**WORK TO COMPLETE:** From the listing below, pull out all lines with "КПБП" in them.

**DATA FOR PROCESSING:**
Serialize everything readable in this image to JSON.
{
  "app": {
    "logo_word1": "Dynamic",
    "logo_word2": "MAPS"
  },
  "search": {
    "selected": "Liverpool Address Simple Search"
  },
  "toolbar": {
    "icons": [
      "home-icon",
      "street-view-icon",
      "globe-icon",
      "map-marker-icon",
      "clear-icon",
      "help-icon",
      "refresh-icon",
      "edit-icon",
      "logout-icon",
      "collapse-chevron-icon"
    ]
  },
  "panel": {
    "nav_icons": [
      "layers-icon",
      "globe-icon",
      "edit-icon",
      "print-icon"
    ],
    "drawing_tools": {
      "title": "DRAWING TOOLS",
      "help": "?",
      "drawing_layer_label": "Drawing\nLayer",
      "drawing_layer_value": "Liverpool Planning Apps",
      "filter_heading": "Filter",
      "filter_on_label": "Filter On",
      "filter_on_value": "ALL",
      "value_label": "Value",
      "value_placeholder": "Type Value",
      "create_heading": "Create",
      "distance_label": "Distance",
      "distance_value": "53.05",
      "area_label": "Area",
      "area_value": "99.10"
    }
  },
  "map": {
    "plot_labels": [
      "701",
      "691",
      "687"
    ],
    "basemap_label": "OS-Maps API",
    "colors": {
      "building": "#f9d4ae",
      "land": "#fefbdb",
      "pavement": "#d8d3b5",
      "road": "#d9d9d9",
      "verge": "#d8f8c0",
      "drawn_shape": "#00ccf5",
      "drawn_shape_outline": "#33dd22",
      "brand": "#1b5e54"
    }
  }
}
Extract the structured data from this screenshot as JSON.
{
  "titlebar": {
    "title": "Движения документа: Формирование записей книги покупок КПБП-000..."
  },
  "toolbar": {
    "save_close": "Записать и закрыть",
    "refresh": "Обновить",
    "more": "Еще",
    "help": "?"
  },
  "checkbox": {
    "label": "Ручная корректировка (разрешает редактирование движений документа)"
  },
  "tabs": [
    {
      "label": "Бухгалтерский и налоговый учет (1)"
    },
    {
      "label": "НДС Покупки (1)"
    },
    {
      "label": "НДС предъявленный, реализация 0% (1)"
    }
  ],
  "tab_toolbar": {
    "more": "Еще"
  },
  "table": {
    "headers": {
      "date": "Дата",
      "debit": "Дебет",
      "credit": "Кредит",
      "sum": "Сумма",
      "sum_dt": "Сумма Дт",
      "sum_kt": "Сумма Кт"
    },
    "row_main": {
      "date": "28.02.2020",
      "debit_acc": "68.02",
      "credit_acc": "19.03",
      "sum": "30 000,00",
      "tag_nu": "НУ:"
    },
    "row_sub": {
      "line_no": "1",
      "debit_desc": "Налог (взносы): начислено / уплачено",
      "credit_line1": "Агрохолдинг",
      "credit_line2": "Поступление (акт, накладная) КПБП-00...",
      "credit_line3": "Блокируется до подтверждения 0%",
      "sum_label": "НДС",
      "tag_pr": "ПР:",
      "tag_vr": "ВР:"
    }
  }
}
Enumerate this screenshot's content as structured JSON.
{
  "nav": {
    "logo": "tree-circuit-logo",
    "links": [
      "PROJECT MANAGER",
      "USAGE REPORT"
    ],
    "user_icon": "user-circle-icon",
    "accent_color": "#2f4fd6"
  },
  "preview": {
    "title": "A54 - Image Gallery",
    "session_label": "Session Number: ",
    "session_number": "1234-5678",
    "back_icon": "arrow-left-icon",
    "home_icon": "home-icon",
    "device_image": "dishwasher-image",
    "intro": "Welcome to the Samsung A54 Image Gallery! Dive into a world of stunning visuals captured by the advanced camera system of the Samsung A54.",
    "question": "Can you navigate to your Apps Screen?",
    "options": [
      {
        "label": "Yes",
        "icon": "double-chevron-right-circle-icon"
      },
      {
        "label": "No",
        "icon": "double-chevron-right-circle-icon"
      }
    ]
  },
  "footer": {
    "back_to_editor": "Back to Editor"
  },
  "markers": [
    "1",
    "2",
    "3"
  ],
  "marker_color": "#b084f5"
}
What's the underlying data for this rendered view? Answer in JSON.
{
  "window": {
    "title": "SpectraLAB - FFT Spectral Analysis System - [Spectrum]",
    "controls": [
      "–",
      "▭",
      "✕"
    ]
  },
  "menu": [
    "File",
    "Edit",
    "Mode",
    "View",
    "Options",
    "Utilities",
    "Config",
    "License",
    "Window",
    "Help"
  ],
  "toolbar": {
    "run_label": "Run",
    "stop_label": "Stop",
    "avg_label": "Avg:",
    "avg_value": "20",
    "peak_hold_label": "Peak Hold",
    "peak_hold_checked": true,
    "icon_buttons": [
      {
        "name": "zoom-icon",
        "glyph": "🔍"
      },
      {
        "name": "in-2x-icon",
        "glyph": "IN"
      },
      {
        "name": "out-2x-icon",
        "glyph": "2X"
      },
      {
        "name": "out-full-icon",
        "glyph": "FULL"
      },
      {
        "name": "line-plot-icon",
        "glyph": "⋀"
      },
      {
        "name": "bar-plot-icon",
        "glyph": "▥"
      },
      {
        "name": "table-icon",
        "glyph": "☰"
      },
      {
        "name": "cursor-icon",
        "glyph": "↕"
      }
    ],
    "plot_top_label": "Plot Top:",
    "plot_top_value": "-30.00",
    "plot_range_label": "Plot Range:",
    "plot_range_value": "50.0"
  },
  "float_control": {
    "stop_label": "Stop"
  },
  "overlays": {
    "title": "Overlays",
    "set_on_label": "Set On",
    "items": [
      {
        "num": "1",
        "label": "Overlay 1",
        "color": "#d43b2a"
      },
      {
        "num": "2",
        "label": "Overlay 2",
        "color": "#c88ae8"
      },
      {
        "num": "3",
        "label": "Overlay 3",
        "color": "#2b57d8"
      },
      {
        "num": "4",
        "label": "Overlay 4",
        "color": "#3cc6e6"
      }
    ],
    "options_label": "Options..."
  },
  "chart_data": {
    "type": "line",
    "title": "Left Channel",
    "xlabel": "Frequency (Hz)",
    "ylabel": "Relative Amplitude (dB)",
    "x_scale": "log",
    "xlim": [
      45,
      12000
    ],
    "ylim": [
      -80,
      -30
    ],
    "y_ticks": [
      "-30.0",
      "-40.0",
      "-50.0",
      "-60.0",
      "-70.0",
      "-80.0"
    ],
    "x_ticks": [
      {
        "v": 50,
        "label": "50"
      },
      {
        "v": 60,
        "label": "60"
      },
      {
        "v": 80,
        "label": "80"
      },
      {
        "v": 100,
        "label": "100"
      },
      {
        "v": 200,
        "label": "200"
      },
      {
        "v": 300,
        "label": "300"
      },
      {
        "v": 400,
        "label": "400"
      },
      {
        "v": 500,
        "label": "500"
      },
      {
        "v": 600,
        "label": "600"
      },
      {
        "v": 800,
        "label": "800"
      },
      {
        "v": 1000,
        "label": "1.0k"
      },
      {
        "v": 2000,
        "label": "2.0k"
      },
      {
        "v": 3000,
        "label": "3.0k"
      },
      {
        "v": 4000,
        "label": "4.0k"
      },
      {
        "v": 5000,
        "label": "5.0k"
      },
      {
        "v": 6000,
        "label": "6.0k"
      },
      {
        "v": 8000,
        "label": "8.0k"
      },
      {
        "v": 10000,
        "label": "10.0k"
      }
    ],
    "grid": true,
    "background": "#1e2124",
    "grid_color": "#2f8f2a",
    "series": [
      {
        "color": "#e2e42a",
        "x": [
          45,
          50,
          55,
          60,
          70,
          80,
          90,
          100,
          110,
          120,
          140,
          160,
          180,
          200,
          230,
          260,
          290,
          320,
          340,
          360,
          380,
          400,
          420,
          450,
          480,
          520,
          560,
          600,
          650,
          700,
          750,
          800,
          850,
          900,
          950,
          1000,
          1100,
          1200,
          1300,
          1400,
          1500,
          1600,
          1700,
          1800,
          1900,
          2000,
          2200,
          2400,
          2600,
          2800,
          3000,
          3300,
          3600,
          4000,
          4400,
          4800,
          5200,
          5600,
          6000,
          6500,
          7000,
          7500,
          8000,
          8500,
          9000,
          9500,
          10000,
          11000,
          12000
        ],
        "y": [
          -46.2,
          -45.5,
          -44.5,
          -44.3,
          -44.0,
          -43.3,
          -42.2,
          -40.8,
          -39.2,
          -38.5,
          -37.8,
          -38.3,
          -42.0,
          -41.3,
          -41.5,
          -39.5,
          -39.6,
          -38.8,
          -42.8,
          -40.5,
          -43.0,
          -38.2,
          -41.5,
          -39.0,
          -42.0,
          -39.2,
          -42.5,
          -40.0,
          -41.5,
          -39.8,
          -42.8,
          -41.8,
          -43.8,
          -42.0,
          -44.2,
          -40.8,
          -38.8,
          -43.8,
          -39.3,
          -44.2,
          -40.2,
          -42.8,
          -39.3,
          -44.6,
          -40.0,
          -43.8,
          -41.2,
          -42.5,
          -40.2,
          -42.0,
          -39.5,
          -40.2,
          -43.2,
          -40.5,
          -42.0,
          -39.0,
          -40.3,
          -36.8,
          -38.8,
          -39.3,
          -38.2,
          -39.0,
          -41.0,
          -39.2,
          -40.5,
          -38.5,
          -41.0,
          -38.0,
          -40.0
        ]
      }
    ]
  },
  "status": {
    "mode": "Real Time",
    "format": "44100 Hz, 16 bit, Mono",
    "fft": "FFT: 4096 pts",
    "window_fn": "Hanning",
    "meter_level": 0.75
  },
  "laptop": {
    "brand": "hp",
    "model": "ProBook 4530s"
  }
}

**RESPONSE TO THIS TASK:**
    "title": "Движения документа: Формирование записей книги покупок КПБП-000..."
      "credit_line2": "Поступление (акт, накладная) КПБП-00...",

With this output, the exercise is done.